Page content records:
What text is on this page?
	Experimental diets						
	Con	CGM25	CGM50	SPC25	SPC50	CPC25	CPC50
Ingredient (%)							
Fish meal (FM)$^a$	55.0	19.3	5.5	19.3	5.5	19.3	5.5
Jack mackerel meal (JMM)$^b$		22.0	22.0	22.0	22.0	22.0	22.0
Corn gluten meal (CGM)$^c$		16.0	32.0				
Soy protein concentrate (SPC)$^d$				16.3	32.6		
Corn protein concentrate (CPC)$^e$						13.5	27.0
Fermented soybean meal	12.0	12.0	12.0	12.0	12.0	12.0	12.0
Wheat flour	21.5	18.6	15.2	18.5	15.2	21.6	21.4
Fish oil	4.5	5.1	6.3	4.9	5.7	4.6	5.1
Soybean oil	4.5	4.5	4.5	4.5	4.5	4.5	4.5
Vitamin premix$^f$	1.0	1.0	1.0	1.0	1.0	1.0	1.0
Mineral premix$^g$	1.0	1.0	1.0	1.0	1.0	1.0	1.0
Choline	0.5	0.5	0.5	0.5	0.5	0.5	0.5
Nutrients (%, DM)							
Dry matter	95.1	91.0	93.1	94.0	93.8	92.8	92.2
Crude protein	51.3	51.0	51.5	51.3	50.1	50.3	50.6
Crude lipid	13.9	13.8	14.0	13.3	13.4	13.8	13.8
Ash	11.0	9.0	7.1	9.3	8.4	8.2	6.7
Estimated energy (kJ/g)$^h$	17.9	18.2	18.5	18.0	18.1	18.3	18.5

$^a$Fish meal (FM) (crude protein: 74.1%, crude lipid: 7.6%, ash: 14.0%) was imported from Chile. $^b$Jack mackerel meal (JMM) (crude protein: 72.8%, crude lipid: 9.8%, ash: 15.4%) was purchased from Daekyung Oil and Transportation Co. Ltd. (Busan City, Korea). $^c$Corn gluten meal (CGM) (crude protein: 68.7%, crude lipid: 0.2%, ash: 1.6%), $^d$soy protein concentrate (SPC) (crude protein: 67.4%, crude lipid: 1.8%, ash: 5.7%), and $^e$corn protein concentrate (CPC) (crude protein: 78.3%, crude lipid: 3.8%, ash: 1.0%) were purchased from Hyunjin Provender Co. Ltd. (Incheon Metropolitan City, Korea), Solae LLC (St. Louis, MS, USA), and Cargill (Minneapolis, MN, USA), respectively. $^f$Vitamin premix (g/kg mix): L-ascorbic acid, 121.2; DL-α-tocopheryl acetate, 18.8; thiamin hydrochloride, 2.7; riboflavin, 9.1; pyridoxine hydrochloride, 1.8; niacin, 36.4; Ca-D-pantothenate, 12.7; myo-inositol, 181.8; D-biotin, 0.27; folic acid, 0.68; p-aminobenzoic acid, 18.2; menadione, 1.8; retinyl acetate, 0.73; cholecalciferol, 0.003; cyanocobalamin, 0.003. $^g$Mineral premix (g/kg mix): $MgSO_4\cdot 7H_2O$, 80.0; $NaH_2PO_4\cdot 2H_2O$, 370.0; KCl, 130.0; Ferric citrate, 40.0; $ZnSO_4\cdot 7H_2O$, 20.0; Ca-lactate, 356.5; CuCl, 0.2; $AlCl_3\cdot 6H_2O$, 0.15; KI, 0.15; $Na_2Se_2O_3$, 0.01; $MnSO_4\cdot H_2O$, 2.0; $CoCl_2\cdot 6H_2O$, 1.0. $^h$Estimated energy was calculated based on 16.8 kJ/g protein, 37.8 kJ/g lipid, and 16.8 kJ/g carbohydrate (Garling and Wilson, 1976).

Work to be completed: This exercise calls for the entries to be restated exactly.

Answer to this problem:
What text is on this page?
	Experimental diets						
	Con	CGM25	CGM50	SPC25	SPC50	CPC25	CPC50
Ingredient (%)							
Fish meal (FM)$^a$	55.0	19.3	5.5	19.3	5.5	19.3	5.5
Jack mackerel meal (JMM)$^b$		22.0	22.0	22.0	22.0	22.0	22.0
Corn gluten meal (CGM)$^c$		16.0	32.0				
Soy protein concentrate (SPC)$^d$				16.3	32.6		
Corn protein concentrate (CPC)$^e$						13.5	27.0
Fermented soybean meal	12.0	12.0	12.0	12.0	12.0	12.0	12.0
Wheat flour	21.5	18.6	15.2	18.5	15.2	21.6	21.4
Fish oil	4.5	5.1	6.3	4.9	5.7	4.6	5.1
Soybean oil	4.5	4.5	4.5	4.5	4.5	4.5	4.5
Vitamin premix$^f$	1.0	1.0	1.0	1.0	1.0	1.0	1.0
Mineral premix$^g$	1.0	1.0	1.0	1.0	1.0	1.0	1.0
Choline	0.5	0.5	0.5	0.5	0.5	0.5	0.5
Nutrients (%, DM)							
Dry matter	95.1	91.0	93.1	94.0	93.8	92.8	92.2
Crude protein	51.3	51.0	51.5	51.3	50.1	50.3	50.6
Crude lipid	13.9	13.8	14.0	13.3	13.4	13.8	13.8
Ash	11.0	9.0	7.1	9.3	8.4	8.2	6.7
Estimated energy (kJ/g)$^h$	17.9	18.2	18.5	18.0	18.1	18.3	18.5

$^a$Fish meal (FM) (crude protein: 74.1%, crude lipid: 7.6%, ash: 14.0%) was imported from Chile. $^b$Jack mackerel meal (JMM) (crude protein: 72.8%, crude lipid: 9.8%, ash: 15.4%) was purchased from Daekyung Oil and Transportation Co. Ltd. (Busan City, Korea). $^c$Corn gluten meal (CGM) (crude protein: 68.7%, crude lipid: 0.2%, ash: 1.6%), $^d$soy protein concentrate (SPC) (crude protein: 67.4%, crude lipid: 1.8%, ash: 5.7%), and $^e$corn protein concentrate (CPC) (crude protein: 78.3%, crude lipid: 3.8%, ash: 1.0%) were purchased from Hyunjin Provender Co. Ltd. (Incheon Metropolitan City, Korea), Solae LLC (St. Louis, MS, USA), and Cargill (Minneapolis, MN, USA), respectively. $^f$Vitamin premix (g/kg mix): L-ascorbic acid, 121.2; DL-α-tocopheryl acetate, 18.8; thiamin hydrochloride, 2.7; riboflavin, 9.1; pyridoxine hydrochloride, 1.8; niacin, 36.4; Ca-D-pantothenate, 12.7; myo-inositol, 181.8; D-biotin, 0.27; folic acid, 0.68; p-aminobenzoic acid, 18.2; menadione, 1.8; retinyl acetate, 0.73; cholecalciferol, 0.003; cyanocobalamin, 0.003. $^g$Mineral premix (g/kg mix): $MgSO_4\cdot 7H_2O$, 80.0; $NaH_2PO_4\cdot 2H_2O$, 370.0; KCl, 130.0; Ferric citrate, 40.0; $ZnSO_4\cdot 7H_2O$, 20.0; Ca-lactate, 356.5; CuCl, 0.2; $AlCl_3\cdot 6H_2O$, 0.15; KI, 0.15; $Na_2Se_2O_3$, 0.01; $MnSO_4\cdot H_2O$, 2.0; $CoCl_2\cdot 6H_2O$, 1.0. $^h$Estimated energy was calculated based on 16.8 kJ/g protein, 37.8 kJ/g lipid, and 16.8 kJ/g carbohydrate (Garling and Wilson, 1976).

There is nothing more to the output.